]> git.apps.os.sepia.ceph.com Git - ceph.git/commitdiff
crimson/os/seastore/async_cleaner: set different threshold for starting
authorXuehan Xu <xuxuehan@qianxin.com>
Tue, 27 May 2025 07:54:58 +0000 (15:54 +0800)
committerXuehan Xu <xuxuehan@qianxin.com>
Tue, 10 Jun 2025 01:12:22 +0000 (09:12 +0800)
and stopping trimming dirty

At present, the trim_dirty starts and stops at the same threshold
*target_dirty_bytes*, which leads to very frequent *trim_dirty*
operations that further invalidate transactions.

We've observed that long read transactions kept being invalidated by
*trim_dirty*, which led to starvations.

Fixes: https://tracker.ceph.com/issues/71443
Signed-off-by: Xuehan Xu <xuxuehan@qianxin.com>
src/crimson/os/seastore/async_cleaner.cc
src/crimson/os/seastore/async_cleaner.h

index 1ccdfea40c62e049582f8e6d5ff967c95df729f0..890adfdd22f66ffb22f0b713bcd5632aa5c5f803 100644 (file)

DATA EXTRACT:
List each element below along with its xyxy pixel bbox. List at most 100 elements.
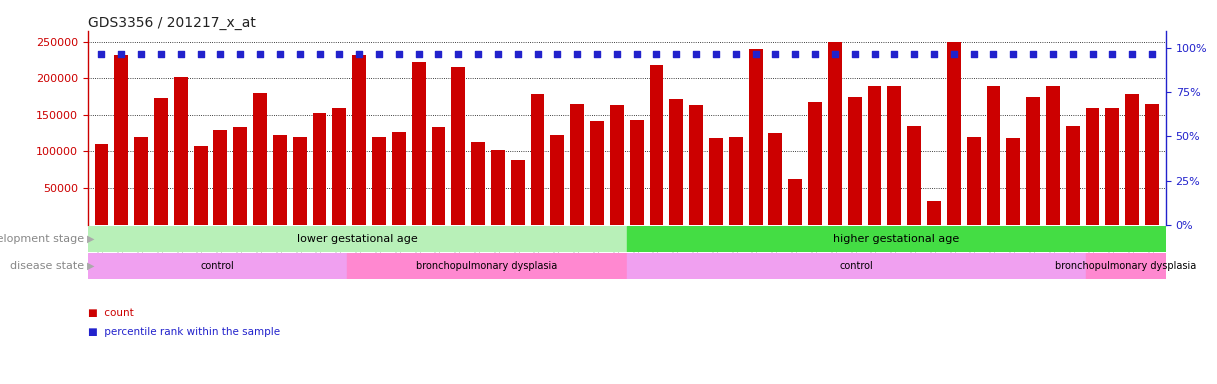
Bar [490, 150, 505, 225]
Point [290, 51, 309, 57]
Point [588, 51, 607, 57]
Text: GDS3356 / 201217_x_at: GDS3356 / 201217_x_at [88, 16, 256, 30]
Bar [114, 55, 128, 225]
Point [686, 51, 706, 57]
Point [706, 51, 725, 57]
Bar [352, 55, 366, 225]
Bar [1145, 104, 1159, 225]
Point [131, 51, 151, 57]
Bar [411, 62, 426, 225]
Bar [1086, 253, 1166, 279]
Bar [669, 99, 683, 225]
Point [1143, 51, 1162, 57]
Bar [332, 108, 347, 225]
Point [507, 51, 527, 57]
Bar [947, 42, 960, 225]
Point [488, 51, 507, 57]
Point [924, 51, 943, 57]
Bar [372, 137, 386, 225]
Point [1083, 51, 1103, 57]
Point [785, 51, 804, 57]
Bar [253, 93, 267, 225]
Bar [293, 137, 307, 225]
Point [112, 51, 131, 57]
Point [469, 51, 488, 57]
Point [211, 51, 230, 57]
Bar [511, 160, 525, 225]
Bar [432, 127, 445, 225]
Bar [452, 67, 465, 225]
Text: development stage: development stage [0, 234, 84, 244]
Point [230, 51, 249, 57]
Text: bronchopulmonary dysplasia: bronchopulmonary dysplasia [416, 261, 557, 271]
Bar [1066, 126, 1079, 225]
Point [627, 51, 646, 57]
Bar [590, 121, 604, 225]
Text: ■  percentile rank within the sample: ■ percentile rank within the sample [88, 327, 280, 337]
Point [251, 51, 270, 57]
Bar [1086, 108, 1099, 225]
Bar [1006, 138, 1020, 225]
Point [607, 51, 627, 57]
Bar [1105, 108, 1120, 225]
Bar [134, 137, 148, 225]
Bar [155, 98, 168, 225]
Point [310, 51, 330, 57]
Bar [550, 136, 565, 225]
Text: ▶: ▶ [88, 261, 95, 271]
Bar [88, 226, 627, 252]
Point [369, 51, 388, 57]
Point [389, 51, 409, 57]
Bar [907, 126, 921, 225]
Bar [789, 179, 802, 225]
Point [1122, 51, 1142, 57]
Bar [1026, 97, 1041, 225]
Bar [987, 86, 1000, 225]
Text: control: control [201, 261, 235, 271]
Text: control: control [840, 261, 874, 271]
Point [944, 51, 964, 57]
Bar [887, 86, 902, 225]
Bar [748, 49, 763, 225]
Point [91, 51, 111, 57]
Bar [392, 132, 405, 225]
Point [528, 51, 548, 57]
Bar [966, 137, 981, 225]
Point [151, 51, 170, 57]
Bar [273, 136, 287, 225]
Point [1103, 51, 1122, 57]
Point [567, 51, 587, 57]
Text: bronchopulmonary dysplasia: bronchopulmonary dysplasia [1055, 261, 1196, 271]
Bar [848, 97, 862, 225]
Point [983, 51, 1003, 57]
Bar [610, 105, 624, 225]
Bar [88, 253, 347, 279]
Point [964, 51, 983, 57]
Bar [650, 65, 663, 225]
Bar [808, 102, 821, 225]
Point [1004, 51, 1023, 57]
Bar [571, 104, 584, 225]
Point [765, 51, 785, 57]
Point [449, 51, 469, 57]
Text: disease state: disease state [10, 261, 84, 271]
Bar [347, 253, 627, 279]
Point [727, 51, 746, 57]
Bar [768, 133, 783, 225]
Point [825, 51, 845, 57]
Bar [868, 86, 881, 225]
Bar [689, 104, 703, 225]
Point [845, 51, 864, 57]
Bar [627, 226, 1166, 252]
Bar [927, 201, 941, 225]
Point [904, 51, 924, 57]
Text: lower gestational age: lower gestational age [297, 234, 417, 244]
Bar [710, 138, 723, 225]
Text: ■  count: ■ count [88, 308, 134, 318]
Point [746, 51, 765, 57]
Bar [95, 144, 108, 225]
Point [865, 51, 885, 57]
Point [806, 51, 825, 57]
Point [349, 51, 369, 57]
Text: higher gestational age: higher gestational age [834, 234, 959, 244]
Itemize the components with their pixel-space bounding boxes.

WRITTEN PROBLEM:
Reproduce the commit page above from "At present, th" to "lidate transactions.".

RESPONSE FOR THIS EXERCISE:
At present, the trim_dirty starts and stops at the same threshold
*target_dirty_bytes*, which leads to very frequent *trim_dirty*
operations that further invalidate transactions.